_PROBLEM_. Rewrite the entries from the start of the records through the line containing "- svg-text:дизайнер:: дизайнер:: [503, 583, 541, 592]", both ends included. Replace "ПЕРЕПЛАНИРОВКИ" with "РЕКОНСТРУКЦИИ" and leave everything else the same.

_MATERIAL FOR THIS EXERCISE_.
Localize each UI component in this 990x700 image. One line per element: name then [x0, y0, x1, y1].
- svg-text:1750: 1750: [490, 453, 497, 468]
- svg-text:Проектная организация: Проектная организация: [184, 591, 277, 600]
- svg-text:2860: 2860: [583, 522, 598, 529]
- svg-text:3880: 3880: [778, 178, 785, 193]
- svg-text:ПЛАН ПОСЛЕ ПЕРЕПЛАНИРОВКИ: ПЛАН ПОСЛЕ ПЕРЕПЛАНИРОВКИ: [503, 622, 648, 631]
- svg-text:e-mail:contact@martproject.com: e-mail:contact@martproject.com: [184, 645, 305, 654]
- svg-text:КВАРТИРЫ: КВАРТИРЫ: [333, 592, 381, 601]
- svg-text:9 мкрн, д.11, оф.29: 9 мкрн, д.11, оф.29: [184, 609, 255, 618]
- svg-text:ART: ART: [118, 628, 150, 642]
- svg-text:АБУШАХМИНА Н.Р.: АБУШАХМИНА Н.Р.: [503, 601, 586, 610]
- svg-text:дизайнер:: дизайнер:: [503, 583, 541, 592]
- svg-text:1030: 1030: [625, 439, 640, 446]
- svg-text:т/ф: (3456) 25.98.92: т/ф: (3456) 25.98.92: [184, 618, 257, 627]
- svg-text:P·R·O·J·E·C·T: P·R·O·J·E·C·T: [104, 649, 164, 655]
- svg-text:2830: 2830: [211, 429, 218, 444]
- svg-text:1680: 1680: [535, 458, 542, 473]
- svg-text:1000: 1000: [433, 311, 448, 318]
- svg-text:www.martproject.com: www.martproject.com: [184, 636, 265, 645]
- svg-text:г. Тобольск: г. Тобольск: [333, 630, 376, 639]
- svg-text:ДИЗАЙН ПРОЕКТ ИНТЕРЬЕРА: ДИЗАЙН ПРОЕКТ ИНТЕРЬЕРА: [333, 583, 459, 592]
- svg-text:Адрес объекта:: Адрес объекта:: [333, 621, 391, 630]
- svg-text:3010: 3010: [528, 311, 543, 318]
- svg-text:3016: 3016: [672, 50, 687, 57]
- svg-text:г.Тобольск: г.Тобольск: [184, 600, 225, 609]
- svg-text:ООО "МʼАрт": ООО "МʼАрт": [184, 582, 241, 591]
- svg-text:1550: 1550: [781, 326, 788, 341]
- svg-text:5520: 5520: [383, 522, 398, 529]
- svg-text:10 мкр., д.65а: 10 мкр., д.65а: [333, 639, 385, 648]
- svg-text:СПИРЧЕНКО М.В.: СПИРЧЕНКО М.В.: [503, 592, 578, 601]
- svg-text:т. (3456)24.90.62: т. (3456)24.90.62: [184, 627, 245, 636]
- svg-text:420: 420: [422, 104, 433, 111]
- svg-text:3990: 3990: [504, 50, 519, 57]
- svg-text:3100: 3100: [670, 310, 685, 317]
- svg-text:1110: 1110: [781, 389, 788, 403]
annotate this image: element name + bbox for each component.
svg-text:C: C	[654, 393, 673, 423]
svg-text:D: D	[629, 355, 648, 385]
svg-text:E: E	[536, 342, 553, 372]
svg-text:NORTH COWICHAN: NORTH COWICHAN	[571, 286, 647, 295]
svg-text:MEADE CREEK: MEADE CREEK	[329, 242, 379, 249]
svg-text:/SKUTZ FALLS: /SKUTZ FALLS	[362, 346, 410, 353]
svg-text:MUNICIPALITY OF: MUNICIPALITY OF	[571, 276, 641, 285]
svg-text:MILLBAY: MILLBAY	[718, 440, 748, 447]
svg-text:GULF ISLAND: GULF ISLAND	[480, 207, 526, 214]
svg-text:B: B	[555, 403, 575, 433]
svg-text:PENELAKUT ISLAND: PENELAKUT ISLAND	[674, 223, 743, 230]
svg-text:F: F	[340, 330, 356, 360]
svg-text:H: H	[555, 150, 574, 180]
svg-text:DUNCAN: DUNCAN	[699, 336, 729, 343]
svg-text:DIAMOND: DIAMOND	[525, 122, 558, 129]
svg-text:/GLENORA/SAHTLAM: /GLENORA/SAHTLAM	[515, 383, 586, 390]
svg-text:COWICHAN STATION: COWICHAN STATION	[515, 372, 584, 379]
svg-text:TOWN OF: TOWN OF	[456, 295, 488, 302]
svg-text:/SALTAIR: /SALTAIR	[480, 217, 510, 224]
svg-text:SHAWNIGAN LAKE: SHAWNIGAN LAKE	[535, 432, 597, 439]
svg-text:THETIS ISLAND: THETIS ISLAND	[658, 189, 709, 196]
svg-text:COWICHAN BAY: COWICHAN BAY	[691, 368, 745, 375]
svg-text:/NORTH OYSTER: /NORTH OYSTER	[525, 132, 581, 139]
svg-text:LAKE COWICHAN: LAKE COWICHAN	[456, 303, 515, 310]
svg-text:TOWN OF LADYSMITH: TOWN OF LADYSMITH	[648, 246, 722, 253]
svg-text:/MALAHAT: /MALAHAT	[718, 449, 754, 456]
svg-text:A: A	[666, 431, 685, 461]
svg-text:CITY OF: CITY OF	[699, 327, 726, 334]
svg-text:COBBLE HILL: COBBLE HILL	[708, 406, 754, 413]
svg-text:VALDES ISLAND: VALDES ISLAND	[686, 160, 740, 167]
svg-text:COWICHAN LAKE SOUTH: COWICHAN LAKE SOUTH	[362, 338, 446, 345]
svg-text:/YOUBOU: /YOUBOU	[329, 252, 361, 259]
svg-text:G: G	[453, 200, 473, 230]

_TASK ANSWER_.
Localize each UI component in this 990x700 image. One line per element: name then [x0, y0, x1, y1].
- svg-text:1750: 1750: [490, 453, 497, 468]
- svg-text:Проектная организация: Проектная организация: [184, 591, 277, 600]
- svg-text:2860: 2860: [583, 522, 598, 529]
- svg-text:3880: 3880: [778, 178, 785, 193]
- svg-text:ПЛАН ПОСЛЕ РЕКОНСТРУКЦИИ: ПЛАН ПОСЛЕ РЕКОНСТРУКЦИИ: [503, 622, 648, 631]
- svg-text:e-mail:contact@martproject.com: e-mail:contact@martproject.com: [184, 645, 305, 654]
- svg-text:КВАРТИРЫ: КВАРТИРЫ: [333, 592, 381, 601]
- svg-text:9 мкрн, д.11, оф.29: 9 мкрн, д.11, оф.29: [184, 609, 255, 618]
- svg-text:ART: ART: [118, 628, 150, 642]
- svg-text:АБУШАХМИНА Н.Р.: АБУШАХМИНА Н.Р.: [503, 601, 586, 610]
- svg-text:дизайнер:: дизайнер:: [503, 583, 541, 592]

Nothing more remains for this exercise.